Data records:
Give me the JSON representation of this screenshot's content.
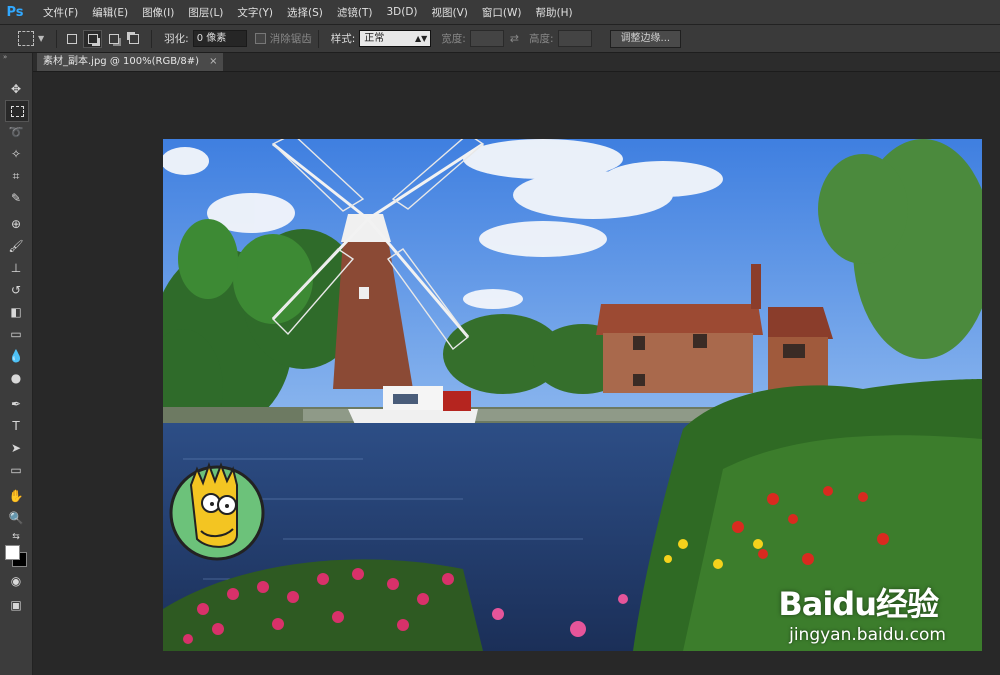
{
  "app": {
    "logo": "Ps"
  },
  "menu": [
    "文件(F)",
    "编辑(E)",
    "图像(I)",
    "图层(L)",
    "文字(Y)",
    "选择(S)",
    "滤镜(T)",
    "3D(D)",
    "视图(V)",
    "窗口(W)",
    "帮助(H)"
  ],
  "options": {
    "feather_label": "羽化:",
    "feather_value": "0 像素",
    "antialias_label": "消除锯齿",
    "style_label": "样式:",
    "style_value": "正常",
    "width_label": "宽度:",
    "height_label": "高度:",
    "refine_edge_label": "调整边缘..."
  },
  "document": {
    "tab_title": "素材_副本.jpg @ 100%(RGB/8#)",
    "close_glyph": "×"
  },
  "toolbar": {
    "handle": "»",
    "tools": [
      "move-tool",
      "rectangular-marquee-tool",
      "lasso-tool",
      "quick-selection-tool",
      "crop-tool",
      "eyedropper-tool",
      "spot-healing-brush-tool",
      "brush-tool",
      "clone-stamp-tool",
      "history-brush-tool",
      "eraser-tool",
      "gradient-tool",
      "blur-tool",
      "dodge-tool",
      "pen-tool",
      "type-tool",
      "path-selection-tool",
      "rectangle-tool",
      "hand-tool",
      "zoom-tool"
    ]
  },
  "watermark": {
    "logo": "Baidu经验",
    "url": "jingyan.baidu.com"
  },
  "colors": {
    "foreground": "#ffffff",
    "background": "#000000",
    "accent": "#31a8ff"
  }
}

STATED GOAL => Without including any picture, repeat the data exactly.

THE RESPONSE =>
Give me the JSON representation of this screenshot's content.
{
  "app": {
    "logo": "Ps"
  },
  "menu": [
    "文件(F)",
    "编辑(E)",
    "图像(I)",
    "图层(L)",
    "文字(Y)",
    "选择(S)",
    "滤镜(T)",
    "3D(D)",
    "视图(V)",
    "窗口(W)",
    "帮助(H)"
  ],
  "options": {
    "feather_label": "羽化:",
    "feather_value": "0 像素",
    "antialias_label": "消除锯齿",
    "style_label": "样式:",
    "style_value": "正常",
    "width_label": "宽度:",
    "height_label": "高度:",
    "refine_edge_label": "调整边缘..."
  },
  "document": {
    "tab_title": "素材_副本.jpg @ 100%(RGB/8#)",
    "close_glyph": "×"
  },
  "toolbar": {
    "handle": "»",
    "tools": [
      "move-tool",
      "rectangular-marquee-tool",
      "lasso-tool",
      "quick-selection-tool",
      "crop-tool",
      "eyedropper-tool",
      "spot-healing-brush-tool",
      "brush-tool",
      "clone-stamp-tool",
      "history-brush-tool",
      "eraser-tool",
      "gradient-tool",
      "blur-tool",
      "dodge-tool",
      "pen-tool",
      "type-tool",
      "path-selection-tool",
      "rectangle-tool",
      "hand-tool",
      "zoom-tool"
    ]
  },
  "watermark": {
    "logo": "Baidu经验",
    "url": "jingyan.baidu.com"
  },
  "colors": {
    "foreground": "#ffffff",
    "background": "#000000",
    "accent": "#31a8ff"
  }
}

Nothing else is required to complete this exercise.